* PROBLEM STATEMENT
Copy the data exactly as it appears, and do not include any pictures.

Figure data in JSON
========================================================================

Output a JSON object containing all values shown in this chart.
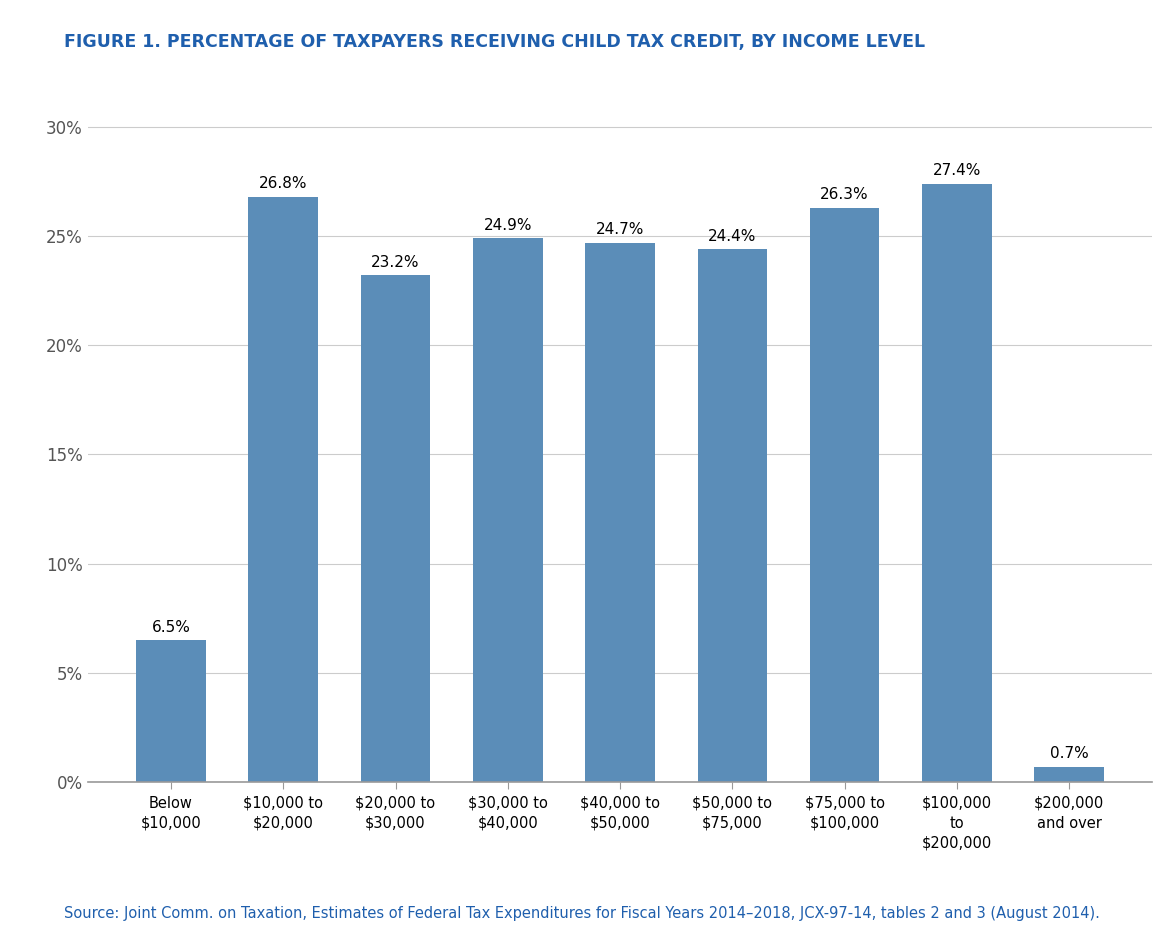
{
  "title": "FIGURE 1. PERCENTAGE OF TAXPAYERS RECEIVING CHILD TAX CREDIT, BY INCOME LEVEL",
  "title_color": "#1F5FAD",
  "bar_color": "#5B8DB8",
  "values": [
    6.5,
    26.8,
    23.2,
    24.9,
    24.7,
    24.4,
    26.3,
    27.4,
    0.7
  ],
  "labels": [
    "Below\n$10,000",
    "$10,000 to\n$20,000",
    "$20,000 to\n$30,000",
    "$30,000 to\n$40,000",
    "$40,000 to\n$50,000",
    "$50,000 to\n$75,000",
    "$75,000 to\n$100,000",
    "$100,000\nto\n$200,000",
    "$200,000\nand over"
  ],
  "value_labels": [
    "6.5%",
    "26.8%",
    "23.2%",
    "24.9%",
    "24.7%",
    "24.4%",
    "26.3%",
    "27.4%",
    "0.7%"
  ],
  "ylim": [
    0,
    31.5
  ],
  "yticks": [
    0,
    5,
    10,
    15,
    20,
    25,
    30
  ],
  "ytick_labels": [
    "0%",
    "5%",
    "10%",
    "15%",
    "20%",
    "25%",
    "30%"
  ],
  "source_text": "Source: Joint Comm. on Taxation, Estimates of Federal Tax Expenditures for Fiscal Years 2014–2018, JCX-97-14, tables 2 and 3 (August 2014).",
  "source_color": "#1F5FAD",
  "background_color": "#FFFFFF",
  "grid_color": "#CCCCCC",
  "label_fontsize": 10.5,
  "title_fontsize": 12.5,
  "value_fontsize": 11,
  "source_fontsize": 10.5,
  "bar_width": 0.62
}
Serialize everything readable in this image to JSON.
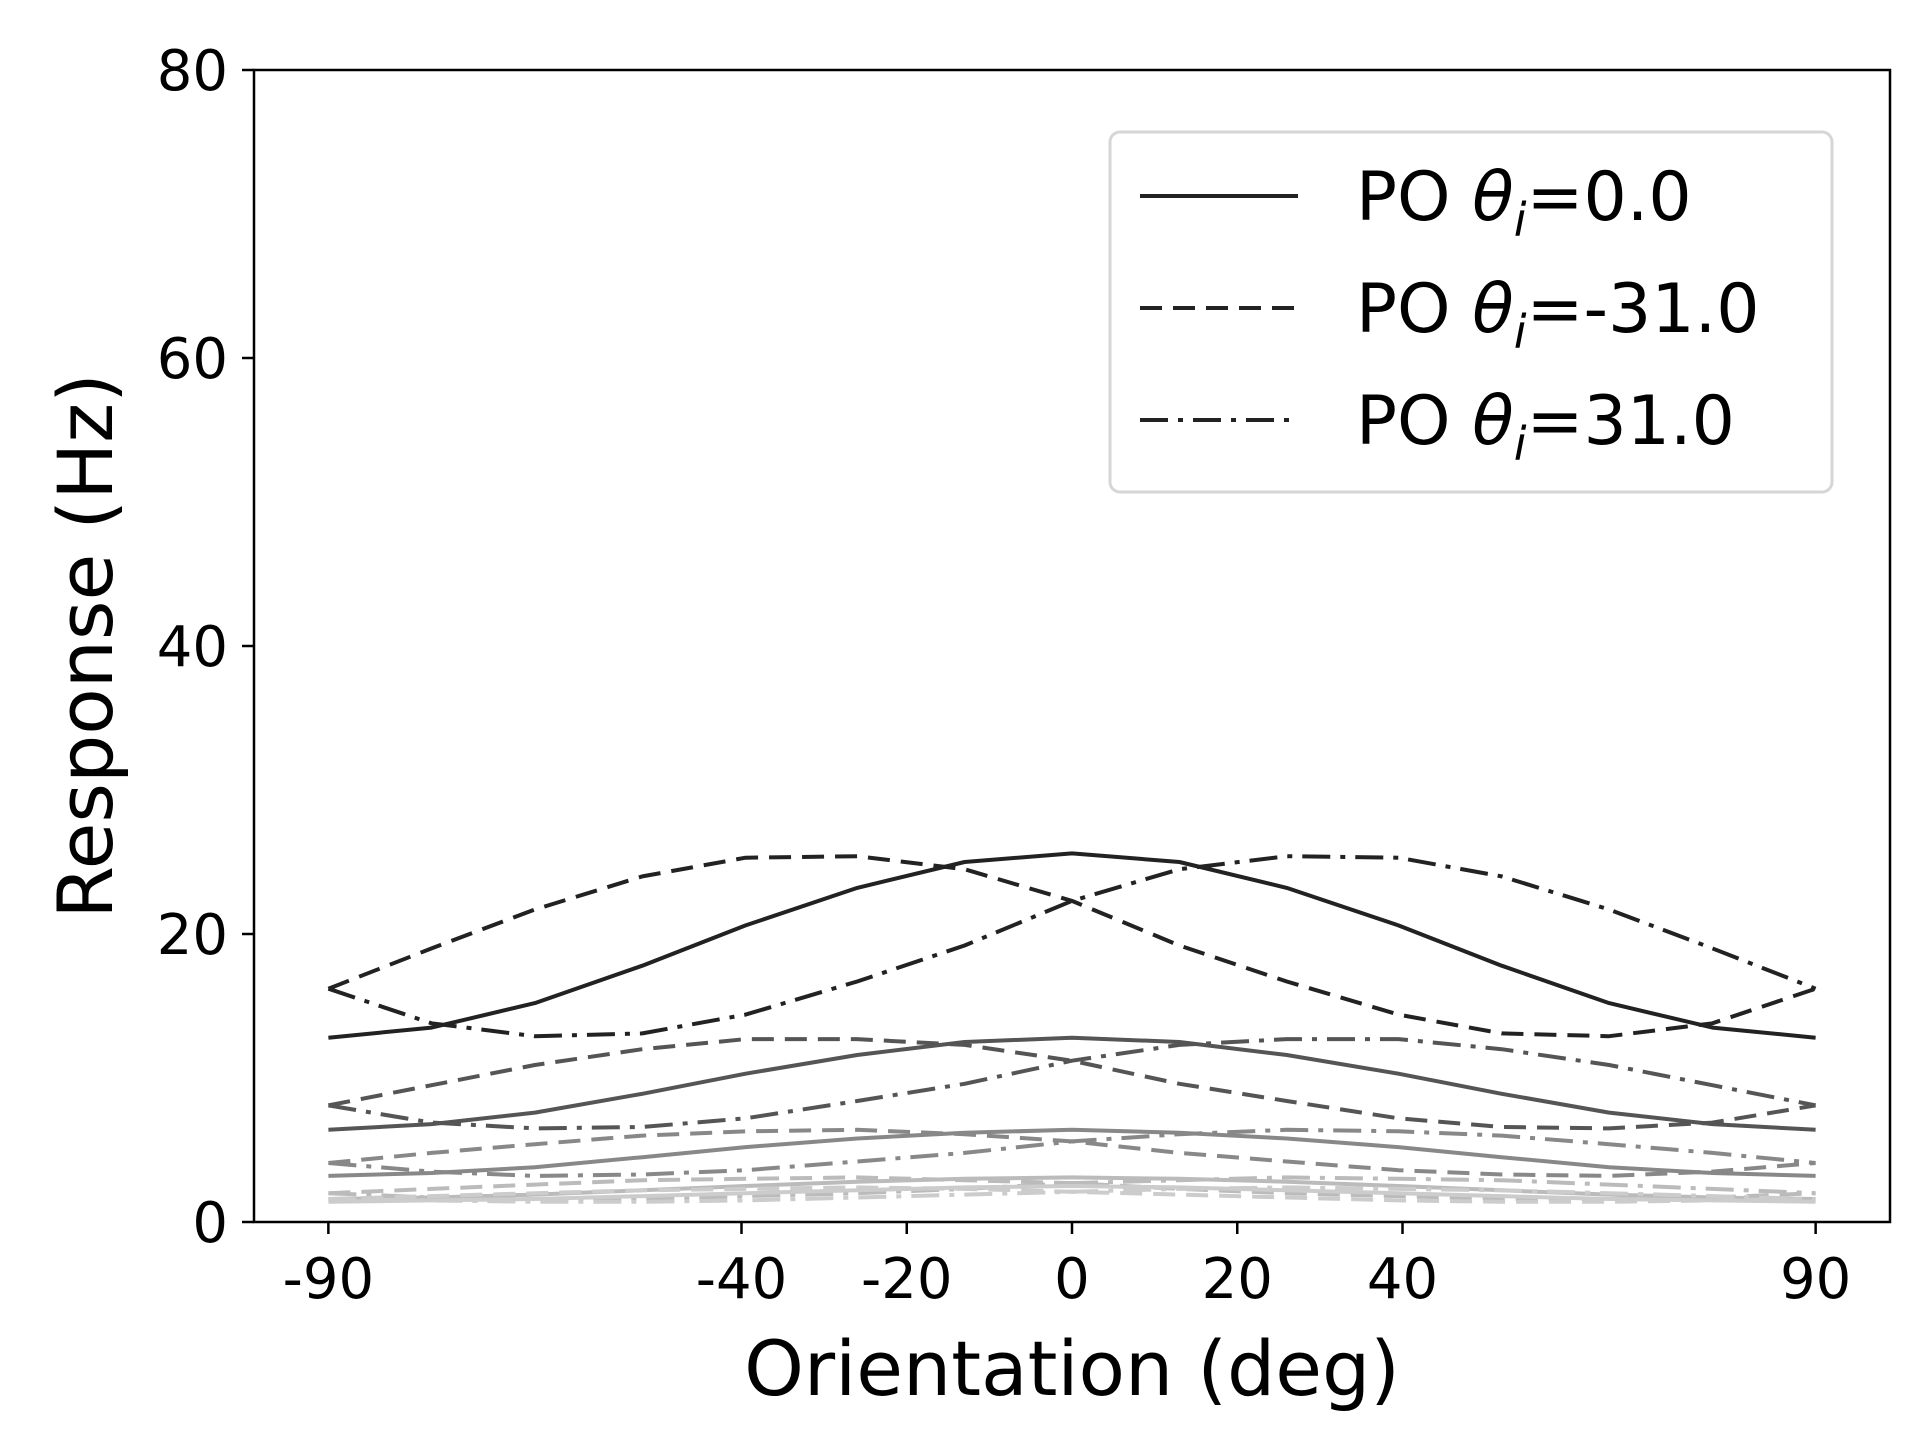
{
  "chart_data": {
    "type": "line",
    "xlabel": "Orientation (deg)",
    "ylabel": "Response (Hz)",
    "xlim": [
      -99,
      99
    ],
    "ylim": [
      0,
      80
    ],
    "xticks": [
      -90,
      -40,
      -20,
      0,
      20,
      40,
      90
    ],
    "xtick_labels": [
      "-90",
      "-40",
      "-20",
      "0",
      "20",
      "40",
      "90"
    ],
    "yticks": [
      0,
      20,
      40,
      60,
      80
    ],
    "ytick_labels": [
      "0",
      "20",
      "40",
      "60",
      "80"
    ],
    "legend": {
      "placement": "top-right",
      "entries": [
        {
          "prefix": "PO ",
          "theta": "θ",
          "sub": "i",
          "suffix": "=0.0",
          "dash": "solid"
        },
        {
          "prefix": "PO ",
          "theta": "θ",
          "sub": "i",
          "suffix": "=-31.0",
          "dash": "dashed"
        },
        {
          "prefix": "PO ",
          "theta": "θ",
          "sub": "i",
          "suffix": "=31.0",
          "dash": "dashdot"
        }
      ]
    },
    "x": [
      -90,
      -77.5,
      -65,
      -52,
      -39.5,
      -26,
      -13,
      0,
      13,
      26,
      39.5,
      52,
      65,
      77.5,
      90
    ],
    "groups": [
      {
        "color": "#222222",
        "scale": 1.0
      },
      {
        "color": "#555555",
        "scale": 0.5
      },
      {
        "color": "#888888",
        "scale": 0.25
      },
      {
        "color": "#bbbbbb",
        "scale": 0.12
      },
      {
        "color": "#cccccc",
        "scale": 0.07
      }
    ],
    "series": [
      {
        "dash": "solid",
        "group": 0,
        "values": [
          12.8,
          13.5,
          15.2,
          17.8,
          20.6,
          23.2,
          25.0,
          25.6,
          25.0,
          23.2,
          20.6,
          17.8,
          15.2,
          13.5,
          12.8
        ]
      },
      {
        "dash": "dashed",
        "group": 0,
        "values": [
          16.2,
          19.0,
          21.7,
          24.0,
          25.3,
          25.4,
          24.5,
          22.3,
          19.2,
          16.7,
          14.4,
          13.1,
          12.9,
          13.8,
          16.2
        ]
      },
      {
        "dash": "dashdot",
        "group": 0,
        "values": [
          16.2,
          13.8,
          12.9,
          13.1,
          14.4,
          16.7,
          19.2,
          22.3,
          24.5,
          25.4,
          25.3,
          24.0,
          21.7,
          19.0,
          16.2
        ]
      },
      {
        "dash": "solid",
        "group": 1,
        "values": [
          6.4,
          6.8,
          7.6,
          8.9,
          10.3,
          11.6,
          12.5,
          12.8,
          12.5,
          11.6,
          10.3,
          8.9,
          7.6,
          6.8,
          6.4
        ]
      },
      {
        "dash": "dashed",
        "group": 1,
        "values": [
          8.1,
          9.5,
          10.9,
          12.0,
          12.7,
          12.7,
          12.3,
          11.2,
          9.6,
          8.4,
          7.2,
          6.6,
          6.5,
          6.9,
          8.1
        ]
      },
      {
        "dash": "dashdot",
        "group": 1,
        "values": [
          8.1,
          6.9,
          6.5,
          6.6,
          7.2,
          8.4,
          9.6,
          11.2,
          12.3,
          12.7,
          12.7,
          12.0,
          10.9,
          9.5,
          8.1
        ]
      },
      {
        "dash": "solid",
        "group": 2,
        "values": [
          3.2,
          3.4,
          3.8,
          4.5,
          5.2,
          5.8,
          6.2,
          6.4,
          6.2,
          5.8,
          5.2,
          4.5,
          3.8,
          3.4,
          3.2
        ]
      },
      {
        "dash": "dashed",
        "group": 2,
        "values": [
          4.1,
          4.8,
          5.4,
          6.0,
          6.3,
          6.4,
          6.1,
          5.6,
          4.8,
          4.2,
          3.6,
          3.3,
          3.2,
          3.5,
          4.1
        ]
      },
      {
        "dash": "dashdot",
        "group": 2,
        "values": [
          4.1,
          3.5,
          3.2,
          3.3,
          3.6,
          4.2,
          4.8,
          5.6,
          6.1,
          6.4,
          6.3,
          6.0,
          5.4,
          4.8,
          4.1
        ]
      },
      {
        "dash": "solid",
        "group": 3,
        "values": [
          1.6,
          1.7,
          1.9,
          2.2,
          2.5,
          2.8,
          3.0,
          3.1,
          3.0,
          2.8,
          2.5,
          2.2,
          1.9,
          1.7,
          1.6
        ]
      },
      {
        "dash": "dashed",
        "group": 3,
        "values": [
          2.0,
          2.3,
          2.6,
          2.9,
          3.0,
          3.1,
          2.9,
          2.7,
          2.3,
          2.0,
          1.8,
          1.6,
          1.6,
          1.7,
          2.0
        ]
      },
      {
        "dash": "dashdot",
        "group": 3,
        "values": [
          2.0,
          1.7,
          1.6,
          1.6,
          1.8,
          2.0,
          2.3,
          2.7,
          2.9,
          3.1,
          3.0,
          2.9,
          2.6,
          2.3,
          2.0
        ]
      },
      {
        "dash": "solid",
        "group": 4,
        "values": [
          1.4,
          1.5,
          1.6,
          1.8,
          2.0,
          2.2,
          2.4,
          2.5,
          2.4,
          2.2,
          2.0,
          1.8,
          1.6,
          1.5,
          1.4
        ]
      },
      {
        "dash": "dashed",
        "group": 4,
        "values": [
          1.6,
          1.8,
          2.0,
          2.2,
          2.3,
          2.4,
          2.3,
          2.1,
          1.9,
          1.7,
          1.5,
          1.4,
          1.4,
          1.5,
          1.6
        ]
      },
      {
        "dash": "dashdot",
        "group": 4,
        "values": [
          1.6,
          1.5,
          1.4,
          1.4,
          1.5,
          1.7,
          1.9,
          2.1,
          2.3,
          2.4,
          2.3,
          2.2,
          2.0,
          1.8,
          1.6
        ]
      }
    ]
  }
}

========================================================================

* REPLY TO THE EXERCISE
Output a JSON object containing all values shown in this chart.
{
  "title": "FIGURE 1. PERCENTAGE OF TAXPAYERS RECEIVING CHILD TAX CREDIT, BY INCOME LEVEL",
  "title_color": "#1F5FAD",
  "bar_color": "#5B8DB8",
  "values": [
    6.5,
    26.8,
    23.2,
    24.9,
    24.7,
    24.4,
    26.3,
    27.4,
    0.7
  ],
  "labels": [
    "Below\n$10,000",
    "$10,000 to\n$20,000",
    "$20,000 to\n$30,000",
    "$30,000 to\n$40,000",
    "$40,000 to\n$50,000",
    "$50,000 to\n$75,000",
    "$75,000 to\n$100,000",
    "$100,000\nto\n$200,000",
    "$200,000\nand over"
  ],
  "value_labels": [
    "6.5%",
    "26.8%",
    "23.2%",
    "24.9%",
    "24.7%",
    "24.4%",
    "26.3%",
    "27.4%",
    "0.7%"
  ],
  "ylim": [
    0,
    31.5
  ],
  "yticks": [
    0,
    5,
    10,
    15,
    20,
    25,
    30
  ],
  "ytick_labels": [
    "0%",
    "5%",
    "10%",
    "15%",
    "20%",
    "25%",
    "30%"
  ],
  "source_text": "Source: Joint Comm. on Taxation, Estimates of Federal Tax Expenditures for Fiscal Years 2014–2018, JCX-97-14, tables 2 and 3 (August 2014).",
  "source_color": "#1F5FAD",
  "background_color": "#FFFFFF",
  "grid_color": "#CCCCCC",
  "label_fontsize": 10.5,
  "title_fontsize": 12.5,
  "value_fontsize": 11,
  "source_fontsize": 10.5,
  "bar_width": 0.62
}
Serialize everything readable in this image to JSON.
{
  "chart_data": {
    "type": "line",
    "xlabel": "Orientation (deg)",
    "ylabel": "Response (Hz)",
    "xlim": [
      -99,
      99
    ],
    "ylim": [
      0,
      80
    ],
    "xticks": [
      -90,
      -40,
      -20,
      0,
      20,
      40,
      90
    ],
    "xtick_labels": [
      "-90",
      "-40",
      "-20",
      "0",
      "20",
      "40",
      "90"
    ],
    "yticks": [
      0,
      20,
      40,
      60,
      80
    ],
    "ytick_labels": [
      "0",
      "20",
      "40",
      "60",
      "80"
    ],
    "legend": {
      "placement": "top-right",
      "entries": [
        {
          "prefix": "PO ",
          "theta": "θ",
          "sub": "i",
          "suffix": "=0.0",
          "dash": "solid"
        },
        {
          "prefix": "PO ",
          "theta": "θ",
          "sub": "i",
          "suffix": "=-31.0",
          "dash": "dashed"
        },
        {
          "prefix": "PO ",
          "theta": "θ",
          "sub": "i",
          "suffix": "=31.0",
          "dash": "dashdot"
        }
      ]
    },
    "x": [
      -90,
      -77.5,
      -65,
      -52,
      -39.5,
      -26,
      -13,
      0,
      13,
      26,
      39.5,
      52,
      65,
      77.5,
      90
    ],
    "groups": [
      {
        "color": "#222222",
        "scale": 1.0
      },
      {
        "color": "#555555",
        "scale": 0.5
      },
      {
        "color": "#888888",
        "scale": 0.25
      },
      {
        "color": "#bbbbbb",
        "scale": 0.12
      },
      {
        "color": "#cccccc",
        "scale": 0.07
      }
    ],
    "series": [
      {
        "dash": "solid",
        "group": 0,
        "values": [
          12.8,
          13.5,
          15.2,
          17.8,
          20.6,
          23.2,
          25.0,
          25.6,
          25.0,
          23.2,
          20.6,
          17.8,
          15.2,
          13.5,
          12.8
        ]
      },
      {
        "dash": "dashed",
        "group": 0,
        "values": [
          16.2,
          19.0,
          21.7,
          24.0,
          25.3,
          25.4,
          24.5,
          22.3,
          19.2,
          16.7,
          14.4,
          13.1,
          12.9,
          13.8,
          16.2
        ]
      },
      {
        "dash": "dashdot",
        "group": 0,
        "values": [
          16.2,
          13.8,
          12.9,
          13.1,
          14.4,
          16.7,
          19.2,
          22.3,
          24.5,
          25.4,
          25.3,
          24.0,
          21.7,
          19.0,
          16.2
        ]
      },
      {
        "dash": "solid",
        "group": 1,
        "values": [
          6.4,
          6.8,
          7.6,
          8.9,
          10.3,
          11.6,
          12.5,
          12.8,
          12.5,
          11.6,
          10.3,
          8.9,
          7.6,
          6.8,
          6.4
        ]
      },
      {
        "dash": "dashed",
        "group": 1,
        "values": [
          8.1,
          9.5,
          10.9,
          12.0,
          12.7,
          12.7,
          12.3,
          11.2,
          9.6,
          8.4,
          7.2,
          6.6,
          6.5,
          6.9,
          8.1
        ]
      },
      {
        "dash": "dashdot",
        "group": 1,
        "values": [
          8.1,
          6.9,
          6.5,
          6.6,
          7.2,
          8.4,
          9.6,
          11.2,
          12.3,
          12.7,
          12.7,
          12.0,
          10.9,
          9.5,
          8.1
        ]
      },
      {
        "dash": "solid",
        "group": 2,
        "values": [
          3.2,
          3.4,
          3.8,
          4.5,
          5.2,
          5.8,
          6.2,
          6.4,
          6.2,
          5.8,
          5.2,
          4.5,
          3.8,
          3.4,
          3.2
        ]
      },
      {
        "dash": "dashed",
        "group": 2,
        "values": [
          4.1,
          4.8,
          5.4,
          6.0,
          6.3,
          6.4,
          6.1,
          5.6,
          4.8,
          4.2,
          3.6,
          3.3,
          3.2,
          3.5,
          4.1
        ]
      },
      {
        "dash": "dashdot",
        "group": 2,
        "values": [
          4.1,
          3.5,
          3.2,
          3.3,
          3.6,
          4.2,
          4.8,
          5.6,
          6.1,
          6.4,
          6.3,
          6.0,
          5.4,
          4.8,
          4.1
        ]
      },
      {
        "dash": "solid",
        "group": 3,
        "values": [
          1.6,
          1.7,
          1.9,
          2.2,
          2.5,
          2.8,
          3.0,
          3.1,
          3.0,
          2.8,
          2.5,
          2.2,
          1.9,
          1.7,
          1.6
        ]
      },
      {
        "dash": "dashed",
        "group": 3,
        "values": [
          2.0,
          2.3,
          2.6,
          2.9,
          3.0,
          3.1,
          2.9,
          2.7,
          2.3,
          2.0,
          1.8,
          1.6,
          1.6,
          1.7,
          2.0
        ]
      },
      {
        "dash": "dashdot",
        "group": 3,
        "values": [
          2.0,
          1.7,
          1.6,
          1.6,
          1.8,
          2.0,
          2.3,
          2.7,
          2.9,
          3.1,
          3.0,
          2.9,
          2.6,
          2.3,
          2.0
        ]
      },
      {
        "dash": "solid",
        "group": 4,
        "values": [
          1.4,
          1.5,
          1.6,
          1.8,
          2.0,
          2.2,
          2.4,
          2.5,
          2.4,
          2.2,
          2.0,
          1.8,
          1.6,
          1.5,
          1.4
        ]
      },
      {
        "dash": "dashed",
        "group": 4,
        "values": [
          1.6,
          1.8,
          2.0,
          2.2,
          2.3,
          2.4,
          2.3,
          2.1,
          1.9,
          1.7,
          1.5,
          1.4,
          1.4,
          1.5,
          1.6
        ]
      },
      {
        "dash": "dashdot",
        "group": 4,
        "values": [
          1.6,
          1.5,
          1.4,
          1.4,
          1.5,
          1.7,
          1.9,
          2.1,
          2.3,
          2.4,
          2.3,
          2.2,
          2.0,
          1.8,
          1.6
        ]
      }
    ]
  }
}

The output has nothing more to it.